• Task requirements
Print the data exactly, leaving nothing out.

§ §

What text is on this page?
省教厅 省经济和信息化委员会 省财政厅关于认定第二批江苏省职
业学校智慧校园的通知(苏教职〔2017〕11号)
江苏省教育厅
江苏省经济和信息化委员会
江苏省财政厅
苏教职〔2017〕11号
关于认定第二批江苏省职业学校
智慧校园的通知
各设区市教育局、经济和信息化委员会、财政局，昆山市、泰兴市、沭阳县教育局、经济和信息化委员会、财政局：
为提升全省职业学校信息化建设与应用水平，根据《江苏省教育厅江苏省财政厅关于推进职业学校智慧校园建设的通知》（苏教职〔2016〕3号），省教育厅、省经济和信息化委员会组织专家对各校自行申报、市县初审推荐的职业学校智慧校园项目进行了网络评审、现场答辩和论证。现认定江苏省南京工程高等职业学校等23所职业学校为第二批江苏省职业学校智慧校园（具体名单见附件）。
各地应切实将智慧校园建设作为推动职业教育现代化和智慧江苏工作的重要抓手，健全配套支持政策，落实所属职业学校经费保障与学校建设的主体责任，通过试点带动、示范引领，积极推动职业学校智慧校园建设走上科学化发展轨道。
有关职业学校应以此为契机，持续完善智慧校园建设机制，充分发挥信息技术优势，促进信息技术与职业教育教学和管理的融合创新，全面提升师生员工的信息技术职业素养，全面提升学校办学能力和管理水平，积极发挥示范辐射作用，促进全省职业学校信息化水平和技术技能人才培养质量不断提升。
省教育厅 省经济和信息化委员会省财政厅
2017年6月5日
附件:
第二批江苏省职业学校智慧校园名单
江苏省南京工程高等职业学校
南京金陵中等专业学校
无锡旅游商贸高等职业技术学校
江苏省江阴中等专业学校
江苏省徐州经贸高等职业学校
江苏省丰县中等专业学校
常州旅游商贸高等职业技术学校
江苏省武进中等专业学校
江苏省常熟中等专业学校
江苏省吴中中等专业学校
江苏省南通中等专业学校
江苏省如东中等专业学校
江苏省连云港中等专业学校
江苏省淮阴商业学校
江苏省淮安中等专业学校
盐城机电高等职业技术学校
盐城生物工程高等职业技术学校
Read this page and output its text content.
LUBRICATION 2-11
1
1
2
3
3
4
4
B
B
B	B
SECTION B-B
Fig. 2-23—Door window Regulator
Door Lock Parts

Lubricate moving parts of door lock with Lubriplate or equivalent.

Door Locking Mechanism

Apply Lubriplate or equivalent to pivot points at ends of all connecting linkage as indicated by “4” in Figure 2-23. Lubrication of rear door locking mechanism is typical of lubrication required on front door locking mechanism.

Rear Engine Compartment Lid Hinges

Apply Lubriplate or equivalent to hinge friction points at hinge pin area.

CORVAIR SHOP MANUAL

§ §

• Exercise result
What text is on this page?
省教厅 省经济和信息化委员会 省财政厅关于认定第二批江苏省职
业学校智慧校园的通知(苏教职〔2017〕11号)
江苏省教育厅
江苏省经济和信息化委员会
江苏省财政厅
苏教职〔2017〕11号
关于认定第二批江苏省职业学校
智慧校园的通知
各设区市教育局、经济和信息化委员会、财政局，昆山市、泰兴市、沭阳县教育局、经济和信息化委员会、财政局：
为提升全省职业学校信息化建设与应用水平，根据《江苏省教育厅江苏省财政厅关于推进职业学校智慧校园建设的通知》（苏教职〔2016〕3号），省教育厅、省经济和信息化委员会组织专家对各校自行申报、市县初审推荐的职业学校智慧校园项目进行了网络评审、现场答辩和论证。现认定江苏省南京工程高等职业学校等23所职业学校为第二批江苏省职业学校智慧校园（具体名单见附件）。
各地应切实将智慧校园建设作为推动职业教育现代化和智慧江苏工作的重要抓手，健全配套支持政策，落实所属职业学校经费保障与学校建设的主体责任，通过试点带动、示范引领，积极推动职业学校智慧校园建设走上科学化发展轨道。
有关职业学校应以此为契机，持续完善智慧校园建设机制，充分发挥信息技术优势，促进信息技术与职业教育教学和管理的融合创新，全面提升师生员工的信息技术职业素养，全面提升学校办学能力和管理水平，积极发挥示范辐射作用，促进全省职业学校信息化水平和技术技能人才培养质量不断提升。
省教育厅 省经济和信息化委员会省财政厅
2017年6月5日
附件:
第二批江苏省职业学校智慧校园名单
江苏省南京工程高等职业学校
南京金陵中等专业学校
无锡旅游商贸高等职业技术学校
江苏省江阴中等专业学校
江苏省徐州经贸高等职业学校
江苏省丰县中等专业学校
常州旅游商贸高等职业技术学校
江苏省武进中等专业学校
江苏省常熟中等专业学校
江苏省吴中中等专业学校
江苏省南通中等专业学校
江苏省如东中等专业学校
江苏省连云港中等专业学校
江苏省淮阴商业学校
江苏省淮安中等专业学校
盐城机电高等职业技术学校
盐城生物工程高等职业技术学校
Read this page and output its text content.
LUBRICATION 2-11
1
1
2
3
3
4
4
B
B
B	B
SECTION B-B
Fig. 2-23—Door window Regulator
Door Lock Parts

Lubricate moving parts of door lock with Lubriplate or equivalent.

Door Locking Mechanism

Apply Lubriplate or equivalent to pivot points at ends of all connecting linkage as indicated by “4” in Figure 2-23. Lubrication of rear door locking mechanism is typical of lubrication required on front door locking mechanism.

Rear Engine Compartment Lid Hinges

Apply Lubriplate or equivalent to hinge friction points at hinge pin area.

CORVAIR SHOP MANUAL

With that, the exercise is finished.